Your instructions:
Please quote the material exactly, every line of it.

— start Records supplied —

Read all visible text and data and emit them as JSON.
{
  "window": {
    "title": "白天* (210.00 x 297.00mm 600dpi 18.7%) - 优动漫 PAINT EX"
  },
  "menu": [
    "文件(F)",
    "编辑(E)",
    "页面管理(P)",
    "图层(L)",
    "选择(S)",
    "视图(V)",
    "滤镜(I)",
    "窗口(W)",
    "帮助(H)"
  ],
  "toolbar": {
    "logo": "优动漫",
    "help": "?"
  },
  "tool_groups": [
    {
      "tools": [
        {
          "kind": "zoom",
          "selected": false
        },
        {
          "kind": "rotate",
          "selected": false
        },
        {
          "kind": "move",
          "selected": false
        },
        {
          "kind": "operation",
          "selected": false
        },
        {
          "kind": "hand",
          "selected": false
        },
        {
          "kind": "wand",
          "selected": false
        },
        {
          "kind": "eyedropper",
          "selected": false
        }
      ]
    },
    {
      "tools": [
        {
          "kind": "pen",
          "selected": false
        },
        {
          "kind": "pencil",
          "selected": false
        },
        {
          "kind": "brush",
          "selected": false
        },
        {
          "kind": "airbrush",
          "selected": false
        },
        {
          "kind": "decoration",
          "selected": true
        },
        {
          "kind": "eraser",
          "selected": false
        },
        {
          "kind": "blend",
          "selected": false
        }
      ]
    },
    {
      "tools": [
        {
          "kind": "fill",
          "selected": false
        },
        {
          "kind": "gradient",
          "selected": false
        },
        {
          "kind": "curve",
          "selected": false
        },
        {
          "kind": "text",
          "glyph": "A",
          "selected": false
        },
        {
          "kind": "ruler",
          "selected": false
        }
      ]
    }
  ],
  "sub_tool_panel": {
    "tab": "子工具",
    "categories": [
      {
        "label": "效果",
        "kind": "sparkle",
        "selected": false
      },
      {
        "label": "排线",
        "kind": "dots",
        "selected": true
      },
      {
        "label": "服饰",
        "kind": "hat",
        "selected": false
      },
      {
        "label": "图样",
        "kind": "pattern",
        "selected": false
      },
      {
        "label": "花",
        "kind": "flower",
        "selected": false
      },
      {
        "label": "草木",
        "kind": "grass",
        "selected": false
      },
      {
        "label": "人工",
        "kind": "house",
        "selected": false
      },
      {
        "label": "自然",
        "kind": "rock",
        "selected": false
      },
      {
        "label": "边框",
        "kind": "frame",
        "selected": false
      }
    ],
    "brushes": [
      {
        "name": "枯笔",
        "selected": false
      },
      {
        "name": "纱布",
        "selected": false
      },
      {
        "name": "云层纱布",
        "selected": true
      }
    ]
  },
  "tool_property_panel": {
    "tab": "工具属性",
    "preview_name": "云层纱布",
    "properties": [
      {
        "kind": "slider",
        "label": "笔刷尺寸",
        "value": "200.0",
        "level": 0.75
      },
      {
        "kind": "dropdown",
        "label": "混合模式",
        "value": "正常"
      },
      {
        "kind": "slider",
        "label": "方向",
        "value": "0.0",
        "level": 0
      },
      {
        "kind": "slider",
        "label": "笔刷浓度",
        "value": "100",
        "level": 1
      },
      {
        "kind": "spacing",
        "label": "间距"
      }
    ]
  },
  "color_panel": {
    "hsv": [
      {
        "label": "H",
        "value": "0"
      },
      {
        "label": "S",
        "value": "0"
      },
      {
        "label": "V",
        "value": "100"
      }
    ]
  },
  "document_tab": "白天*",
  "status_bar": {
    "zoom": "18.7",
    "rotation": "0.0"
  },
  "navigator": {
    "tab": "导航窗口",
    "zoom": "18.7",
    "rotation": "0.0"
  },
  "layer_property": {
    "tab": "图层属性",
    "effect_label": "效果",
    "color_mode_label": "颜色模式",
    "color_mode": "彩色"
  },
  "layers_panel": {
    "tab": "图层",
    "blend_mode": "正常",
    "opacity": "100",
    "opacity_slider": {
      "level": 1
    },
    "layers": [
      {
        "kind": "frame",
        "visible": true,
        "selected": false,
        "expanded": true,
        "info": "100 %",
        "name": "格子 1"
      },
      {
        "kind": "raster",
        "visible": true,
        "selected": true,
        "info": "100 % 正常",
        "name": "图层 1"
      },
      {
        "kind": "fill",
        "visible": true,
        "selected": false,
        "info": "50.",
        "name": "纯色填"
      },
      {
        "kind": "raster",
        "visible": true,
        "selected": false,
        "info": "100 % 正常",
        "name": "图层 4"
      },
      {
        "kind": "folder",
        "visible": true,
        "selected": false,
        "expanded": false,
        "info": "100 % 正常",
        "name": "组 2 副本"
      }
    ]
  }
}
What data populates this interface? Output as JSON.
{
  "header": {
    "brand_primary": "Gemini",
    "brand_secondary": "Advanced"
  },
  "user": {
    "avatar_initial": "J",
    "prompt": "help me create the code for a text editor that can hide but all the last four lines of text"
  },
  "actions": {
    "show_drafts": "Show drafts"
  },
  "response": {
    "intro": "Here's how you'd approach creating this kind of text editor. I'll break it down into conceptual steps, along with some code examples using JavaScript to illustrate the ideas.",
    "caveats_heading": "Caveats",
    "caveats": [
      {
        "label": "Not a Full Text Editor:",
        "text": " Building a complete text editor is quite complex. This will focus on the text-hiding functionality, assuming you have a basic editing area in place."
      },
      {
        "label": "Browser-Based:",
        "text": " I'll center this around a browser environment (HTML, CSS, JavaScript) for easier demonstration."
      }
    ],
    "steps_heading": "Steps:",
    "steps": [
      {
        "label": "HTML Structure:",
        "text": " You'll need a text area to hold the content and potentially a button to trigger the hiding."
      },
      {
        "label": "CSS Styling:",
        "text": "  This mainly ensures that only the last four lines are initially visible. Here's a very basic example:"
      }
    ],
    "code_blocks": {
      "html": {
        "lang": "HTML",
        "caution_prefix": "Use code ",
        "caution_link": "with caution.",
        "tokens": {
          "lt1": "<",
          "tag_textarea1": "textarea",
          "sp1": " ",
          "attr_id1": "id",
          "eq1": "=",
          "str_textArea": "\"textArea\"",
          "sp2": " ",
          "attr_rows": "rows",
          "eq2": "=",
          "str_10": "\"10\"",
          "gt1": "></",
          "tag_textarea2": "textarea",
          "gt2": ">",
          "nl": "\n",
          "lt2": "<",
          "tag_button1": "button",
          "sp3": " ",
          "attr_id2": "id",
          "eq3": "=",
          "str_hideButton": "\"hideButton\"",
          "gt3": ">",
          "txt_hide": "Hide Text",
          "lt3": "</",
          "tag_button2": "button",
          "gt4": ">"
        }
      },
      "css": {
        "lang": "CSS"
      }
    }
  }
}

— end Records supplied —

Completed exercise:
Read all visible text and data and emit them as JSON.
{
  "window": {
    "title": "白天* (210.00 x 297.00mm 600dpi 18.7%) - 优动漫 PAINT EX"
  },
  "menu": [
    "文件(F)",
    "编辑(E)",
    "页面管理(P)",
    "图层(L)",
    "选择(S)",
    "视图(V)",
    "滤镜(I)",
    "窗口(W)",
    "帮助(H)"
  ],
  "toolbar": {
    "logo": "优动漫",
    "help": "?"
  },
  "tool_groups": [
    {
      "tools": [
        {
          "kind": "zoom",
          "selected": false
        },
        {
          "kind": "rotate",
          "selected": false
        },
        {
          "kind": "move",
          "selected": false
        },
        {
          "kind": "operation",
          "selected": false
        },
        {
          "kind": "hand",
          "selected": false
        },
        {
          "kind": "wand",
          "selected": false
        },
        {
          "kind": "eyedropper",
          "selected": false
        }
      ]
    },
    {
      "tools": [
        {
          "kind": "pen",
          "selected": false
        },
        {
          "kind": "pencil",
          "selected": false
        },
        {
          "kind": "brush",
          "selected": false
        },
        {
          "kind": "airbrush",
          "selected": false
        },
        {
          "kind": "decoration",
          "selected": true
        },
        {
          "kind": "eraser",
          "selected": false
        },
        {
          "kind": "blend",
          "selected": false
        }
      ]
    },
    {
      "tools": [
        {
          "kind": "fill",
          "selected": false
        },
        {
          "kind": "gradient",
          "selected": false
        },
        {
          "kind": "curve",
          "selected": false
        },
        {
          "kind": "text",
          "glyph": "A",
          "selected": false
        },
        {
          "kind": "ruler",
          "selected": false
        }
      ]
    }
  ],
  "sub_tool_panel": {
    "tab": "子工具",
    "categories": [
      {
        "label": "效果",
        "kind": "sparkle",
        "selected": false
      },
      {
        "label": "排线",
        "kind": "dots",
        "selected": true
      },
      {
        "label": "服饰",
        "kind": "hat",
        "selected": false
      },
      {
        "label": "图样",
        "kind": "pattern",
        "selected": false
      },
      {
        "label": "花",
        "kind": "flower",
        "selected": false
      },
      {
        "label": "草木",
        "kind": "grass",
        "selected": false
      },
      {
        "label": "人工",
        "kind": "house",
        "selected": false
      },
      {
        "label": "自然",
        "kind": "rock",
        "selected": false
      },
      {
        "label": "边框",
        "kind": "frame",
        "selected": false
      }
    ],
    "brushes": [
      {
        "name": "枯笔",
        "selected": false
      },
      {
        "name": "纱布",
        "selected": false
      },
      {
        "name": "云层纱布",
        "selected": true
      }
    ]
  },
  "tool_property_panel": {
    "tab": "工具属性",
    "preview_name": "云层纱布",
    "properties": [
      {
        "kind": "slider",
        "label": "笔刷尺寸",
        "value": "200.0",
        "level": 0.75
      },
      {
        "kind": "dropdown",
        "label": "混合模式",
        "value": "正常"
      },
      {
        "kind": "slider",
        "label": "方向",
        "value": "0.0",
        "level": 0
      },
      {
        "kind": "slider",
        "label": "笔刷浓度",
        "value": "100",
        "level": 1
      },
      {
        "kind": "spacing",
        "label": "间距"
      }
    ]
  },
  "color_panel": {
    "hsv": [
      {
        "label": "H",
        "value": "0"
      },
      {
        "label": "S",
        "value": "0"
      },
      {
        "label": "V",
        "value": "100"
      }
    ]
  },
  "document_tab": "白天*",
  "status_bar": {
    "zoom": "18.7",
    "rotation": "0.0"
  },
  "navigator": {
    "tab": "导航窗口",
    "zoom": "18.7",
    "rotation": "0.0"
  },
  "layer_property": {
    "tab": "图层属性",
    "effect_label": "效果",
    "color_mode_label": "颜色模式",
    "color_mode": "彩色"
  },
  "layers_panel": {
    "tab": "图层",
    "blend_mode": "正常",
    "opacity": "100",
    "opacity_slider": {
      "level": 1
    },
    "layers": [
      {
        "kind": "frame",
        "visible": true,
        "selected": false,
        "expanded": true,
        "info": "100 %",
        "name": "格子 1"
      },
      {
        "kind": "raster",
        "visible": true,
        "selected": true,
        "info": "100 % 正常",
        "name": "图层 1"
      },
      {
        "kind": "fill",
        "visible": true,
        "selected": false,
        "info": "50.",
        "name": "纯色填"
      },
      {
        "kind": "raster",
        "visible": true,
        "selected": false,
        "info": "100 % 正常",
        "name": "图层 4"
      },
      {
        "kind": "folder",
        "visible": true,
        "selected": false,
        "expanded": false,
        "info": "100 % 正常",
        "name": "组 2 副本"
      }
    ]
  }
}
What data populates this interface? Output as JSON.
{
  "header": {
    "brand_primary": "Gemini",
    "brand_secondary": "Advanced"
  },
  "user": {
    "avatar_initial": "J",
    "prompt": "help me create the code for a text editor that can hide but all the last four lines of text"
  },
  "actions": {
    "show_drafts": "Show drafts"
  },
  "response": {
    "intro": "Here's how you'd approach creating this kind of text editor. I'll break it down into conceptual steps, along with some code examples using JavaScript to illustrate the ideas.",
    "caveats_heading": "Caveats",
    "caveats": [
      {
        "label": "Not a Full Text Editor:",
        "text": " Building a complete text editor is quite complex. This will focus on the text-hiding functionality, assuming you have a basic editing area in place."
      },
      {
        "label": "Browser-Based:",
        "text": " I'll center this around a browser environment (HTML, CSS, JavaScript) for easier demonstration."
      }
    ],
    "steps_heading": "Steps:",
    "steps": [
      {
        "label": "HTML Structure:",
        "text": " You'll need a text area to hold the content and potentially a button to trigger the hiding."
      },
      {
        "label": "CSS Styling:",
        "text": "  This mainly ensures that only the last four lines are initially visible. Here's a very basic example:"
      }
    ],
    "code_blocks": {
      "html": {
        "lang": "HTML",
        "caution_prefix": "Use code ",
        "caution_link": "with caution.",
        "tokens": {
          "lt1": "<",
          "tag_textarea1": "textarea",
          "sp1": " ",
          "attr_id1": "id",
          "eq1": "=",
          "str_textArea": "\"textArea\"",
          "sp2": " ",
          "attr_rows": "rows",
          "eq2": "=",
          "str_10": "\"10\"",
          "gt1": "></",
          "tag_textarea2": "textarea",
          "gt2": ">",
          "nl": "\n",
          "lt2": "<",
          "tag_button1": "button",
          "sp3": " ",
          "attr_id2": "id",
          "eq3": "=",
          "str_hideButton": "\"hideButton\"",
          "gt3": ">",
          "txt_hide": "Hide Text",
          "lt3": "</",
          "tag_button2": "button",
          "gt4": ">"
        }
      },
      "css": {
        "lang": "CSS"
      }
    }
  }
}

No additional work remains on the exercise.